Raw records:

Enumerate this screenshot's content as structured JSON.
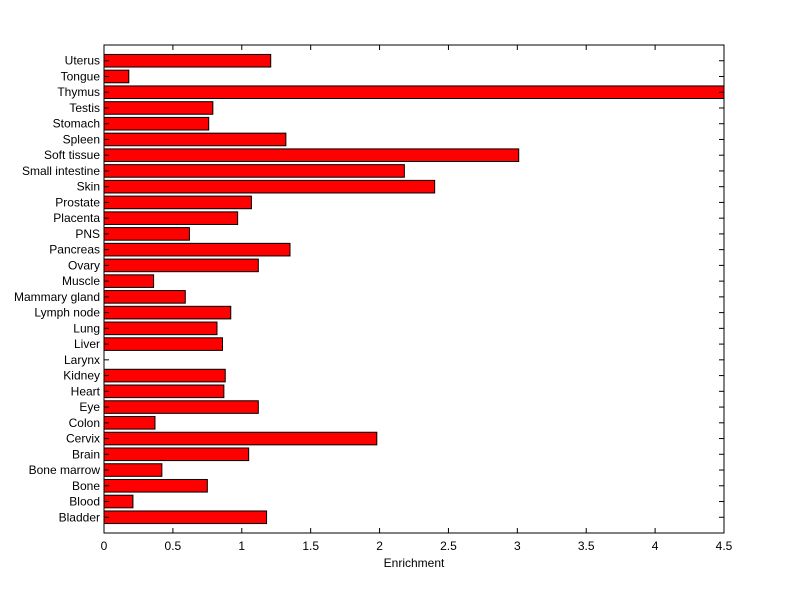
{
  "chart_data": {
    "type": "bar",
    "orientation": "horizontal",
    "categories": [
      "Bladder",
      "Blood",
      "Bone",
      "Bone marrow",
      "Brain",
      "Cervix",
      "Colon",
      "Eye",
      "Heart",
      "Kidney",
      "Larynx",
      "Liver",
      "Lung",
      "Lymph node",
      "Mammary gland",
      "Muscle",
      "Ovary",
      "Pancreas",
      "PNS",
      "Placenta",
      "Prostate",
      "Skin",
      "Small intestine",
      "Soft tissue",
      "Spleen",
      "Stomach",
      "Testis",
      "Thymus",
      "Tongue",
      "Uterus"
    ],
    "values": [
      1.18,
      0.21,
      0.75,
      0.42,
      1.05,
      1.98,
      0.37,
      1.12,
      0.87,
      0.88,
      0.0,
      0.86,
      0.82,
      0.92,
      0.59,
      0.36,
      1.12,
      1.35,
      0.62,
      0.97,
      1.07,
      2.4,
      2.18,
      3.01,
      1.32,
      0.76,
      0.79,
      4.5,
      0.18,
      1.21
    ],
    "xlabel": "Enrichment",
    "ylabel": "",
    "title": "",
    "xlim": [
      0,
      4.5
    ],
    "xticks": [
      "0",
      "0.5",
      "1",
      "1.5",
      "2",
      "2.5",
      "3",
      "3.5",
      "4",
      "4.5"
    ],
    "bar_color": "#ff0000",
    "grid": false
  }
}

## WHAT YOU WILL DO
Set the entries down again exactly. Do not include the images.

## OUTPUT BELOW
Enumerate this screenshot's content as structured JSON.
{
  "chart_data": {
    "type": "bar",
    "orientation": "horizontal",
    "categories": [
      "Bladder",
      "Blood",
      "Bone",
      "Bone marrow",
      "Brain",
      "Cervix",
      "Colon",
      "Eye",
      "Heart",
      "Kidney",
      "Larynx",
      "Liver",
      "Lung",
      "Lymph node",
      "Mammary gland",
      "Muscle",
      "Ovary",
      "Pancreas",
      "PNS",
      "Placenta",
      "Prostate",
      "Skin",
      "Small intestine",
      "Soft tissue",
      "Spleen",
      "Stomach",
      "Testis",
      "Thymus",
      "Tongue",
      "Uterus"
    ],
    "values": [
      1.18,
      0.21,
      0.75,
      0.42,
      1.05,
      1.98,
      0.37,
      1.12,
      0.87,
      0.88,
      0.0,
      0.86,
      0.82,
      0.92,
      0.59,
      0.36,
      1.12,
      1.35,
      0.62,
      0.97,
      1.07,
      2.4,
      2.18,
      3.01,
      1.32,
      0.76,
      0.79,
      4.5,
      0.18,
      1.21
    ],
    "xlabel": "Enrichment",
    "ylabel": "",
    "title": "",
    "xlim": [
      0,
      4.5
    ],
    "xticks": [
      "0",
      "0.5",
      "1",
      "1.5",
      "2",
      "2.5",
      "3",
      "3.5",
      "4",
      "4.5"
    ],
    "bar_color": "#ff0000",
    "grid": false
  }
}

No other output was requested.